The data:

----

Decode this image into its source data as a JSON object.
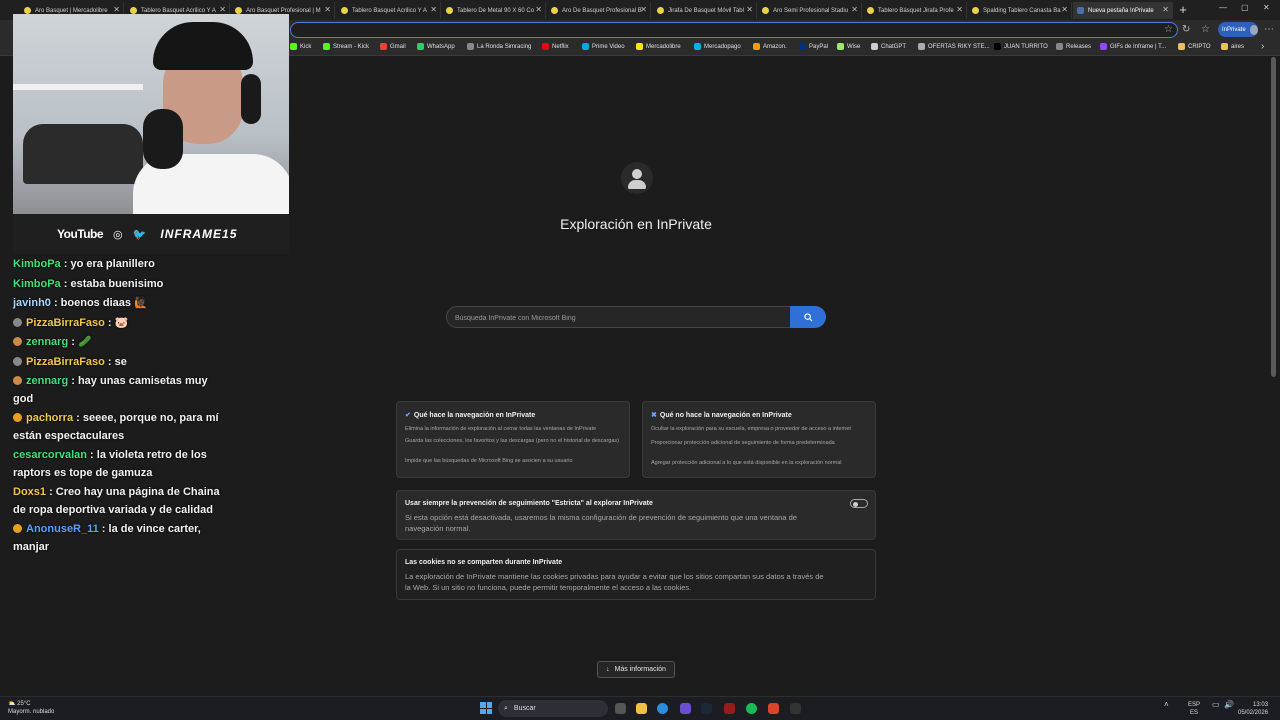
{
  "tabs": [
    {
      "label": "Aro Basquet | Mercadolibre"
    },
    {
      "label": "Tablero Basquet Acrilico Y A"
    },
    {
      "label": "Aro Basquet Profesional | M"
    },
    {
      "label": "Tablero Basquet Acrilico Y A"
    },
    {
      "label": "Tablero De Metal 90 X 60 Co"
    },
    {
      "label": "Aro De Basquet Profesional B"
    },
    {
      "label": "Jirafa De Basquet Móvil Tabl"
    },
    {
      "label": "Aro Semi Profesional Stadiu"
    },
    {
      "label": "Tablero Básquet Jirafa Profe"
    },
    {
      "label": "Spalding Tablero Canasta Ba"
    },
    {
      "label": "Nueva pestaña InPrivate"
    }
  ],
  "browser": {
    "inprivate_label": "InPrivate",
    "tab_close_glyph": "✕",
    "newtab_glyph": "+",
    "icons": [
      "minimize-icon",
      "restore-icon",
      "close-icon",
      "star-icon",
      "refresh-icon",
      "favorites-icon",
      "menu-icon"
    ]
  },
  "favorites": [
    {
      "label": "Kick",
      "color": "#53fc18"
    },
    {
      "label": "Stream - Kick",
      "color": "#53fc18"
    },
    {
      "label": "Gmail",
      "color": "#ea4335"
    },
    {
      "label": "WhatsApp",
      "color": "#25d366"
    },
    {
      "label": "La Ronda Simracing",
      "color": "#888888"
    },
    {
      "label": "Netflix",
      "color": "#e50914"
    },
    {
      "label": "Prime Video",
      "color": "#00a8e1"
    },
    {
      "label": "Mercadolibre",
      "color": "#ffe600"
    },
    {
      "label": "Mercadopago",
      "color": "#00b1ea"
    },
    {
      "label": "Amazon.",
      "color": "#ff9900"
    },
    {
      "label": "PayPal",
      "color": "#003087"
    },
    {
      "label": "Wise",
      "color": "#9fe870"
    },
    {
      "label": "ChatGPT",
      "color": "#cccccc"
    },
    {
      "label": "OFERTAS RIKY STE...",
      "color": "#aaaaaa"
    },
    {
      "label": "JUAN TURRITO",
      "color": "#000000"
    },
    {
      "label": "Releases",
      "color": "#888888"
    },
    {
      "label": "GIFs de Inframe | T...",
      "color": "#9146ff"
    },
    {
      "label": "CRIPTO",
      "color": "#e8c15a"
    },
    {
      "label": "aires",
      "color": "#e8c15a"
    }
  ],
  "overlay": {
    "youtube_label": "YouTube",
    "handle": "INFRAME15"
  },
  "chat": [
    {
      "user": "KimboPa",
      "color": "#3ee07a",
      "badge": "",
      "text": " : yo era planillero"
    },
    {
      "user": "KimboPa",
      "color": "#3ee07a",
      "badge": "",
      "text": " : estaba buenisimo"
    },
    {
      "user": "javinh0",
      "color": "#a9d6ff",
      "badge": "",
      "text": " : boenos diaas 🙋🏿"
    },
    {
      "user": "PizzaBirraFaso",
      "color": "#f0c84a",
      "badge": "#888888",
      "text": " : 🐷"
    },
    {
      "user": "zennarg",
      "color": "#3ee07a",
      "badge": "#c98a4a",
      "text": " : 🥒"
    },
    {
      "user": "PizzaBirraFaso",
      "color": "#f0c84a",
      "badge": "#888888",
      "text": " : se"
    },
    {
      "user": "zennarg",
      "color": "#3ee07a",
      "badge": "#c98a4a",
      "text": " : hay unas camisetas muy god"
    },
    {
      "user": "pachorra",
      "color": "#f0c84a",
      "badge": "#e8a020",
      "text": " : seeee, porque no, para mí están espectaculares"
    },
    {
      "user": "cesarcorvalan",
      "color": "#3ee07a",
      "badge": "",
      "text": " : la violeta retro de los raptors es tope de gamuza"
    },
    {
      "user": "Doxs1",
      "color": "#f0c84a",
      "badge": "",
      "text": " : Creo hay una página de Chaina de ropa deportiva variada y de calidad"
    },
    {
      "user": "AnonuseR_11",
      "color": "#5aa0ff",
      "badge": "#e8a020",
      "text": " : la de vince carter, manjar"
    }
  ],
  "page": {
    "title": "Exploración en InPrivate",
    "search_placeholder": "Búsqueda InPrivate con Microsoft Bing",
    "does_title": "Qué hace la navegación en InPrivate",
    "does_items": [
      "Elimina la información de exploración al cerrar todas las ventanas de InPrivate",
      "Guarda las colecciones, los favoritos y las descargas (pero no el historial de descargas)",
      "Impide que las búsquedas de Microsoft Bing se asocien a su usuario"
    ],
    "doesnt_title": "Qué no hace la navegación en InPrivate",
    "doesnt_items": [
      "Ocultar la exploración para su escuela, empresa o proveedor de acceso a internet",
      "Proporcionar protección adicional de seguimiento de forma predeterminada",
      "Agregar protección adicional a lo que está disponible en la exploración normal"
    ],
    "strict_title": "Usar siempre la prevención de seguimiento \"Estricta\" al explorar InPrivate",
    "strict_desc": "Si esta opción está desactivada, usaremos la misma configuración de prevención de seguimiento que una ventana de navegación normal.",
    "strict_enabled": false,
    "cookies_title": "Las cookies no se comparten durante InPrivate",
    "cookies_desc": "La exploración de InPrivate mantiene las cookies privadas para ayudar a evitar que los sitios compartan sus datos a través de la Web. Si un sitio no funciona, puede permitir temporalmente el acceso a las cookies.",
    "more_info": "Más información"
  },
  "taskbar": {
    "temp": "25°C",
    "weather": "Mayorm. nublado",
    "search_label": "Buscar",
    "lang1": "ESP",
    "lang2": "ES",
    "time": "13:03",
    "date": "05/02/2026"
  }
}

----

Work to do: Find all lines where the word "para" appears. Copy them.

Output for this task:
      "text": " : seeee, porque no, para mí están espectaculares"
      "Ocultar la exploración para su escuela, empresa o proveedor de acceso a internet",
    "cookies_desc": "La exploración de InPrivate mantiene las cookies privadas para ayudar a evitar que los sitios compartan sus datos a través de la Web. Si un sitio no funciona, puede permitir temporalmente el acceso a las cookies.",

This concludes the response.